## To do
Could you turn this listing into a JSON array of strings, with each line as its own string and blank lines left out?

## Exercise data
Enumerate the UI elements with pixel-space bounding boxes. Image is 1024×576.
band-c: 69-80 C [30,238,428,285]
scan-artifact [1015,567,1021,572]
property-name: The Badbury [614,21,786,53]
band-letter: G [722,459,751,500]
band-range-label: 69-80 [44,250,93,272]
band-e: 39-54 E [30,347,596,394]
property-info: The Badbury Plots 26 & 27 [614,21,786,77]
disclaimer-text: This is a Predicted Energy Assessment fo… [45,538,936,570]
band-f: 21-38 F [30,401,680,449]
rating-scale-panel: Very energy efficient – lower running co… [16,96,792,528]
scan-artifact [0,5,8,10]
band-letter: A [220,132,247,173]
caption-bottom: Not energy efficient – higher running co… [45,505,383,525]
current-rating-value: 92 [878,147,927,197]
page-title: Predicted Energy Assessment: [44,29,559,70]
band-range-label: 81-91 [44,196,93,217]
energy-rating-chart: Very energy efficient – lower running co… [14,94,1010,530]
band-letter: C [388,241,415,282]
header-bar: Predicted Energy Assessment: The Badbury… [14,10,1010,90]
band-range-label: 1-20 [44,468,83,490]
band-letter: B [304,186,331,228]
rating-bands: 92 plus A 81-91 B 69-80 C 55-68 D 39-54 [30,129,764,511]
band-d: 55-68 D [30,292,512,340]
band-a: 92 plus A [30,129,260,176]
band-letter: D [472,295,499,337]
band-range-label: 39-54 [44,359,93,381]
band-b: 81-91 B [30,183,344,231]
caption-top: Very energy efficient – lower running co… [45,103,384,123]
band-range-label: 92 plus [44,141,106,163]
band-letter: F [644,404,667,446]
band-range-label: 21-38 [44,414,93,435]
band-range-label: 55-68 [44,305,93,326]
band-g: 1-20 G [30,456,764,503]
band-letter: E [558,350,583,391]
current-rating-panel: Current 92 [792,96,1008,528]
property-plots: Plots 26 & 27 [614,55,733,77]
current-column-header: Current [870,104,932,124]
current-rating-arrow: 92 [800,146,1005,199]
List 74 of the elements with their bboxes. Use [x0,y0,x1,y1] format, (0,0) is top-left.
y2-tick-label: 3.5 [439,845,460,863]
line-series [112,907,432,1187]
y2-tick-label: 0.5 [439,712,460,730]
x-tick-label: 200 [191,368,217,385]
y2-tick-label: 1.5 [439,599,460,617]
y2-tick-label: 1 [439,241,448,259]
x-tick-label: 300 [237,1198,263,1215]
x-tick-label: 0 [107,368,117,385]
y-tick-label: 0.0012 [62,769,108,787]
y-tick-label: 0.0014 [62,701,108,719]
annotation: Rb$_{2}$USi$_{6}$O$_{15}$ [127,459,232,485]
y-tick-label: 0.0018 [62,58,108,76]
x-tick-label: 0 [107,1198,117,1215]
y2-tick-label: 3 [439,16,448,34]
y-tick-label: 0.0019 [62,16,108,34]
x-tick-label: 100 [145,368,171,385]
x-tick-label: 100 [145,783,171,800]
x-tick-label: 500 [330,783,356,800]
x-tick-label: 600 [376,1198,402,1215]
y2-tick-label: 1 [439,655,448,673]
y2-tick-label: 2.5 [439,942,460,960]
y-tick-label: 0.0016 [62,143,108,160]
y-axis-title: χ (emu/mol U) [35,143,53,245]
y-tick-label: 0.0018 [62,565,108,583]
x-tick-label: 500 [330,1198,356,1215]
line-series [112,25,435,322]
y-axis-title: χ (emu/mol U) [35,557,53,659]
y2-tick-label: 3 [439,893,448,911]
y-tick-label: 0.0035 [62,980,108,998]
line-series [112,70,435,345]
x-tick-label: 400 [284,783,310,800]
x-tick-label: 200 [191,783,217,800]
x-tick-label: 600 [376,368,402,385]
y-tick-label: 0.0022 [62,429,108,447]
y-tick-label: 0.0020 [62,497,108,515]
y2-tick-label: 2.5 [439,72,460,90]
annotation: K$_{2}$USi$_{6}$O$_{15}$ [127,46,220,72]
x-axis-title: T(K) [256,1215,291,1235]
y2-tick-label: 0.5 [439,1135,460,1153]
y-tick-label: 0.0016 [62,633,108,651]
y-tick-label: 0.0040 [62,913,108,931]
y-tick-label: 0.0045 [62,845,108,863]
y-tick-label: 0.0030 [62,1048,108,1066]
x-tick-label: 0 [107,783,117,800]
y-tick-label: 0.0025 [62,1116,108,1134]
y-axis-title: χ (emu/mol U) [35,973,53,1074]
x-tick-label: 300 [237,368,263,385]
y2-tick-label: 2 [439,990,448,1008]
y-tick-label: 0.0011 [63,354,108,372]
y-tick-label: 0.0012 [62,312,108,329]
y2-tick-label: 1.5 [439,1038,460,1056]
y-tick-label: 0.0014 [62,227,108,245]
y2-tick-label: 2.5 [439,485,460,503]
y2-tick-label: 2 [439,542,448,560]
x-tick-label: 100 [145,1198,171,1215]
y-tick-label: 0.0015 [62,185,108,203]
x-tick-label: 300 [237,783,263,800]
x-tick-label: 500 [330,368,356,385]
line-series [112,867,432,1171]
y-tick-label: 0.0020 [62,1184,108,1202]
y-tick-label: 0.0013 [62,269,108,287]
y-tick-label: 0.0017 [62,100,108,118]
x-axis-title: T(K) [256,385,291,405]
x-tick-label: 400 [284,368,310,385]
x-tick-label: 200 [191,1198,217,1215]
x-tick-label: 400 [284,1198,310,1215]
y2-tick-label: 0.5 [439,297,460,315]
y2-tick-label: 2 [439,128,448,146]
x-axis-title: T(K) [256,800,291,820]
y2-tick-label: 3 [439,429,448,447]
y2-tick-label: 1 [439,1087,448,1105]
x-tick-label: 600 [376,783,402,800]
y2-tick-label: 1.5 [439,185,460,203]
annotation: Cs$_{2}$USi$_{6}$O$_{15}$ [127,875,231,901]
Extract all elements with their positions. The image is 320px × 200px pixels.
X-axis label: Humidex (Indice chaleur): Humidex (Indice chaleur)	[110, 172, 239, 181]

## Answer for the task
[
  "Enumerate the UI elements with pixel-space bounding boxes. Image is 1024×576.",
  "band-c: 69-80 C [30,238,428,285]",
  "scan-artifact [1015,567,1021,572]",
  "property-name: The Badbury [614,21,786,53]",
  "band-letter: G [722,459,751,500]",
  "band-range-label: 69-80 [44,250,93,272]",
  "band-e: 39-54 E [30,347,596,394]",
  "property-info: The Badbury Plots 26 & 27 [614,21,786,77]",
  "disclaimer-text: This is a Predicted Energy Assessment fo… [45,538,936,570]",
  "band-f: 21-38 F [30,401,680,449]",
  "rating-scale-panel: Very energy efficient – lower running co… [16,96,792,528]",
  "scan-artifact [0,5,8,10]",
  "band-letter: A [220,132,247,173]",
  "caption-bottom: Not energy efficient – higher running co… [45,505,383,525]",
  "current-rating-value: 92 [878,147,927,197]",
  "page-title: Predicted Energy Assessment: [44,29,559,70]",
  "band-range-label: 81-91 [44,196,93,217]",
  "energy-rating-chart: Very energy efficient – lower running co… [14,94,1010,530]",
  "band-letter: C [388,241,415,282]",
  "header-bar: Predicted Energy Assessment: The Badbury… [14,10,1010,90]",
  "band-range-label: 1-20 [44,468,83,490]",
  "band-letter: B [304,186,331,228]",
  "rating-bands: 92 plus A 81-91 B 69-80 C 55-68 D 39-54 [30,129,764,511]",
  "band-d: 55-68 D [30,292,512,340]",
  "band-a: 92 plus A [30,129,260,176]",
  "band-letter: D [472,295,499,337]",
  "band-range-label: 39-54 [44,359,93,381]",
  "band-b: 81-91 B [30,183,344,231]",
  "caption-top: Very energy efficient – lower running co… [45,103,384,123]",
  "band-range-label: 92 plus [44,141,106,163]",
  "band-letter: F [644,404,667,446]",
  "band-range-label: 21-38 [44,414,93,435]",
  "band-range-label: 55-68 [44,305,93,326]",
  "band-g: 1-20 G [30,456,764,503]",
  "band-letter: E [558,350,583,391]",
  "current-rating-panel: Current 92 [792,96,1008,528]",
  "property-plots: Plots 26 & 27 [614,55,733,77]",
  "current-column-header: Current [870,104,932,124]",
  "current-rating-arrow: 92 [800,146,1005,199]",
  "List 74 of the elements with their bboxes. Use [x0,y0,x1,y1] format, (0,0) is top-left.",
  "y2-tick-label: 3.5 [439,845,460,863]",
  "line-series [112,907,432,1187]",
  "y2-tick-label: 0.5 [439,712,460,730]",
  "x-tick-label: 200 [191,368,217,385]",
  "y2-tick-label: 1.5 [439,599,460,617]",
  "y2-tick-label: 1 [439,241,448,259]",
  "x-tick-label: 300 [237,1198,263,1215]",
  "x-tick-label: 0 [107,368,117,385]",
  "y-tick-label: 0.0012 [62,769,108,787]",
  "y-tick-label: 0.0014 [62,701,108,719]",
  "annotation: Rb$_{2}$USi$_{6}$O$_{15}$ [127,459,232,485]",
  "y-tick-label: 0.0018 [62,58,108,76]",
  "x-tick-label: 0 [107,1198,117,1215]",
  "y2-tick-label: 3 [439,16,448,34]",
  "y-tick-label: 0.0019 [62,16,108,34]",
  "x-tick-label: 100 [145,368,171,385]",
  "x-tick-label: 100 [145,783,171,800]",
  "x-tick-label: 500 [330,783,356,800]",
  "x-tick-label: 600 [376,1198,402,1215]",
  "y2-tick-label: 1 [439,655,448,673]",
  "y2-tick-label: 2.5 [439,942,460,960]",
  "y-tick-label: 0.0016 [62,143,108,160]",
  "y-axis-title: χ (emu/mol U) [35,143,53,245]",
  "y-tick-label: 0.0018 [62,565,108,583]",
  "x-tick-label: 500 [330,1198,356,1215]",
  "line-series [112,25,435,322]",
  "y-axis-title: χ (emu/mol U) [35,557,53,659]",
  "y2-tick-label: 3 [439,893,448,911]",
  "y-tick-label: 0.0035 [62,980,108,998]",
  "line-series [112,70,435,345]",
  "x-tick-label: 400 [284,783,310,800]",
  "x-tick-label: 200 [191,783,217,800]",
  "x-tick-label: 600 [376,368,402,385]",
  "y-tick-label: 0.0022 [62,429,108,447]",
  "y-tick-label: 0.0020 [62,497,108,515]",
  "y2-tick-label: 2.5 [439,72,460,90]",
  "annotation: K$_{2}$USi$_{6}$O$_{15}$ [127,46,220,72]",
  "x-axis-title: T(K) [256,1215,291,1235]",
  "y2-tick-label: 0.5 [439,1135,460,1153]",
  "y-tick-label: 0.0016 [62,633,108,651]",
  "y-tick-label: 0.0040 [62,913,108,931]",
  "y-tick-label: 0.0045 [62,845,108,863]",
  "y-tick-label: 0.0030 [62,1048,108,1066]",
  "x-tick-label: 0 [107,783,117,800]",
  "y-tick-label: 0.0025 [62,1116,108,1134]",
  "y-axis-title: χ (emu/mol U) [35,973,53,1074]",
  "x-tick-label: 300 [237,368,263,385]",
  "y2-tick-label: 2 [439,990,448,1008]",
  "y-tick-label: 0.0011 [63,354,108,372]",
  "y-tick-label: 0.0012 [62,312,108,329]",
  "y2-tick-label: 1.5 [439,1038,460,1056]",
  "y-tick-label: 0.0014 [62,227,108,245]",
  "y2-tick-label: 2.5 [439,485,460,503]",
  "y2-tick-label: 2 [439,542,448,560]",
  "x-tick-label: 100 [145,1198,171,1215]",
  "y-tick-label: 0.0015 [62,185,108,203]",
  "x-tick-label: 300 [237,783,263,800]",
  "x-tick-label: 500 [330,368,356,385]",
  "line-series [112,867,432,1171]",
  "y-tick-label: 0.0020 [62,1184,108,1202]",
  "y-tick-label: 0.0013 [62,269,108,287]",
  "y-tick-label: 0.0017 [62,100,108,118]",
  "x-axis-title: T(K) [256,385,291,405]",
  "x-tick-label: 400 [284,368,310,385]",
  "x-tick-label: 200 [191,1198,217,1215]",
  "x-tick-label: 400 [284,1198,310,1215]",
  "y2-tick-label: 0.5 [439,297,460,315]",
  "y2-tick-label: 2 [439,128,448,146]",
  "x-axis-title: T(K) [256,800,291,820]",
  "y2-tick-label: 3 [439,429,448,447]",
  "y2-tick-label: 1 [439,1087,448,1105]",
  "x-tick-label: 600 [376,783,402,800]",
  "y2-tick-label: 1.5 [439,185,460,203]",
  "annotation: Cs$_{2}$USi$_{6}$O$_{15}$ [127,875,231,901]",
  "Extract all elements with their positions. The image is 320px × 200px pixels.",
  "X-axis label: Humidex (Indice chaleur): Humidex (Indice chaleur)\t[110, 172, 239, 181]"
]